## Goal:
Which lines in the data below contain the word "compressor"? Report each of them in full.

━━━ Dataset records

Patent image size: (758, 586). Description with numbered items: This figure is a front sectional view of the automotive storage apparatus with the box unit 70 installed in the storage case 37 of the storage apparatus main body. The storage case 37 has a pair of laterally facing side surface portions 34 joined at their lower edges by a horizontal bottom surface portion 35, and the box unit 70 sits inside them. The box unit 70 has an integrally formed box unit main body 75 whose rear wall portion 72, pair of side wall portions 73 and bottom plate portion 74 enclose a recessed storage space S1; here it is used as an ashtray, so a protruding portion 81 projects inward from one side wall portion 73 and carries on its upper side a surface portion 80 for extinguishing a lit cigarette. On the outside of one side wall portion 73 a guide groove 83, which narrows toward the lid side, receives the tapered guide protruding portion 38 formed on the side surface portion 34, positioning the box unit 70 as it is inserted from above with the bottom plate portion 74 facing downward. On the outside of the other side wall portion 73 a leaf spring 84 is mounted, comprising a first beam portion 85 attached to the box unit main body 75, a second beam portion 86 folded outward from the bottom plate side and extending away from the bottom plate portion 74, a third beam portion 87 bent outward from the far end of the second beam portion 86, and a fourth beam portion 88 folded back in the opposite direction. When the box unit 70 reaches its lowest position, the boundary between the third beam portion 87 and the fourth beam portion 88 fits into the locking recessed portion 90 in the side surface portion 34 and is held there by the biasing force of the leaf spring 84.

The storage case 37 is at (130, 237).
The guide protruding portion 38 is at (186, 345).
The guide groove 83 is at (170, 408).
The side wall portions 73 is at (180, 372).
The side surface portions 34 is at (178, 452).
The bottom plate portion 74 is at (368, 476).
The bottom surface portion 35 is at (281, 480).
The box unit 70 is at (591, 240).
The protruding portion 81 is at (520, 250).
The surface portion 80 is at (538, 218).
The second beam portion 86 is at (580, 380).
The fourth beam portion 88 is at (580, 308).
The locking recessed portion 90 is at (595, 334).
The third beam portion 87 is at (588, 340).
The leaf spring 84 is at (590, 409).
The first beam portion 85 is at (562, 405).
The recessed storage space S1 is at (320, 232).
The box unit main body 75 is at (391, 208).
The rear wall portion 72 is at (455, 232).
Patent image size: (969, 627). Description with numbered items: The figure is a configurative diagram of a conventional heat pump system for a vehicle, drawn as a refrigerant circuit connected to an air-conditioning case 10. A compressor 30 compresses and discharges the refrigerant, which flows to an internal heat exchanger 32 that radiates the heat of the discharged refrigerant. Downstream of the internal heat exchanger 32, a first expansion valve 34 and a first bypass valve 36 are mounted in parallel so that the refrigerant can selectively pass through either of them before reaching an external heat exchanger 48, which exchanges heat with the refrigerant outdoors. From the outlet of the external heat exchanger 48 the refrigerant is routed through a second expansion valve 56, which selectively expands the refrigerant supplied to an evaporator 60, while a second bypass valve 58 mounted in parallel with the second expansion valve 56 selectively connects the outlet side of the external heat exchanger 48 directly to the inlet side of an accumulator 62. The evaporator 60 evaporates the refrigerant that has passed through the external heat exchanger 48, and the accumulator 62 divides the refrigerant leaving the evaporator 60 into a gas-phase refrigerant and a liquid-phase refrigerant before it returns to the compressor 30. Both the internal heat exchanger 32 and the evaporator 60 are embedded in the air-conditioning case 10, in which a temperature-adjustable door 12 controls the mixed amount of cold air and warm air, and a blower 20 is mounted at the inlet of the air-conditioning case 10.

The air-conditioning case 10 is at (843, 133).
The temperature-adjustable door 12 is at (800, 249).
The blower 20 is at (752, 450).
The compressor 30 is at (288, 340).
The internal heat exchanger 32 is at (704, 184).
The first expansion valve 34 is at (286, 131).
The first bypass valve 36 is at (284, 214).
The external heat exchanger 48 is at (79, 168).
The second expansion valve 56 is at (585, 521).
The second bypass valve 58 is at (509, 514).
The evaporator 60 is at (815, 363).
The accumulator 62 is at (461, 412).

━━━━━━

## Final result:
Patent image size: (969, 627). Description with numbered items: The figure is a configurative diagram of a conventional heat pump system for a vehicle, drawn as a refrigerant circuit connected to an air-conditioning case 10. A compressor 30 compresses and discharges the refrigerant, which flows to an internal heat exchanger 32 that radiates the heat of the discharged refrigerant. Downstream of the internal heat exchanger 32, a first expansion valve 34 and a first bypass valve 36 are mounted in parallel so that the refrigerant can selectively pass through either of them before reaching an external heat exchanger 48, which exchanges heat with the refrigerant outdoors. From the outlet of the external heat exchanger 48 the refrigerant is routed through a second expansion valve 56, which selectively expands the refrigerant supplied to an evaporator 60, while a second bypass valve 58 mounted in parallel with the second expansion valve 56 selectively connects the outlet side of the external heat exchanger 48 directly to the inlet side of an accumulator 62. The evaporator 60 evaporates the refrigerant that has passed through the external heat exchanger 48, and the accumulator 62 divides the refrigerant leaving the evaporator 60 into a gas-phase refrigerant and a liquid-phase refrigerant before it returns to the compressor 30. Both the internal heat exchanger 32 and the evaporator 60 are embedded in the air-conditioning case 10, in which a temperature-adjustable door 12 controls the mixed amount of cold air and warm air, and a blower 20 is mounted at the inlet of the air-conditioning case 10.
The compressor 30 is at (288, 340).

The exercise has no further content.